Figure contents as structured data
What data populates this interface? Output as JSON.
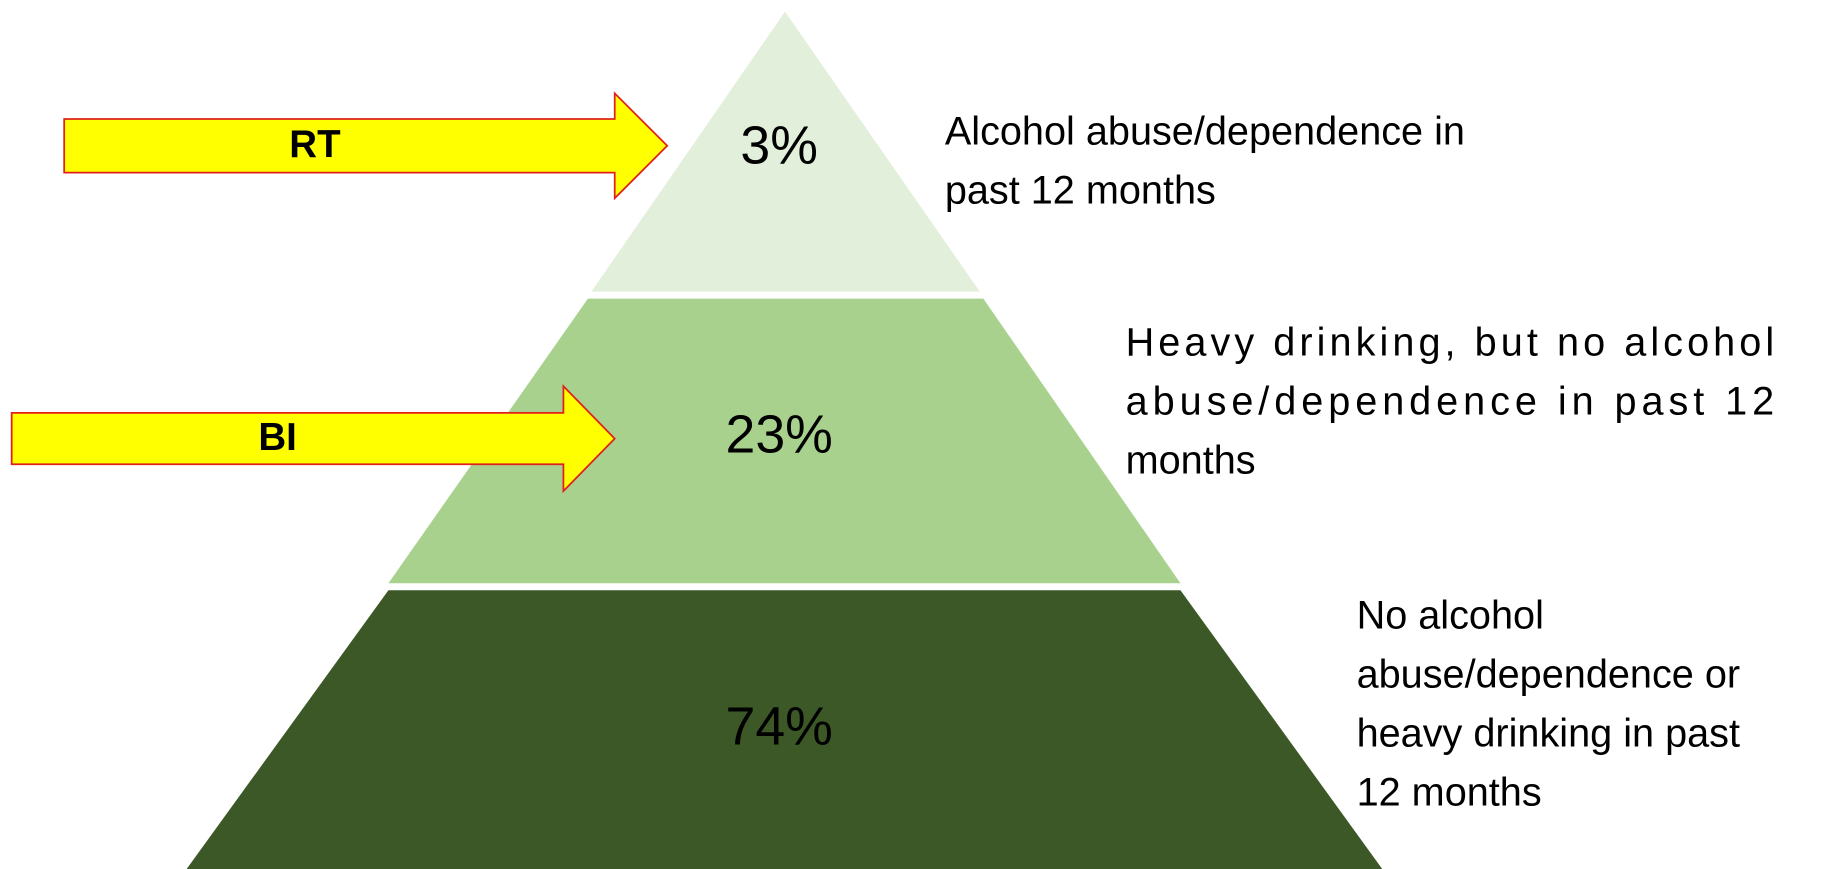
{
  "levels": [
    {
      "value": "3%",
      "description": [
        "Alcohol abuse/dependence in",
        "past 12 months"
      ]
    },
    {
      "value": "23%",
      "description": [
        "Heavy drinking, but no alcohol",
        "abuse/dependence in past 12",
        "months"
      ]
    },
    {
      "value": "74%",
      "description": [
        "No alcohol",
        "abuse/dependence or",
        "heavy drinking in past",
        "12 months"
      ]
    }
  ],
  "arrows": [
    {
      "label": "RT"
    },
    {
      "label": "BI"
    }
  ]
}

WORK TO DO: Without the pictures, restate each entry exactly.

THE SOLUTION:
What data populates this interface? Output as JSON.
{
  "levels": [
    {
      "value": "3%",
      "description": [
        "Alcohol abuse/dependence in",
        "past 12 months"
      ]
    },
    {
      "value": "23%",
      "description": [
        "Heavy drinking, but no alcohol",
        "abuse/dependence in past 12",
        "months"
      ]
    },
    {
      "value": "74%",
      "description": [
        "No alcohol",
        "abuse/dependence or",
        "heavy drinking in past",
        "12 months"
      ]
    }
  ],
  "arrows": [
    {
      "label": "RT"
    },
    {
      "label": "BI"
    }
  ]
}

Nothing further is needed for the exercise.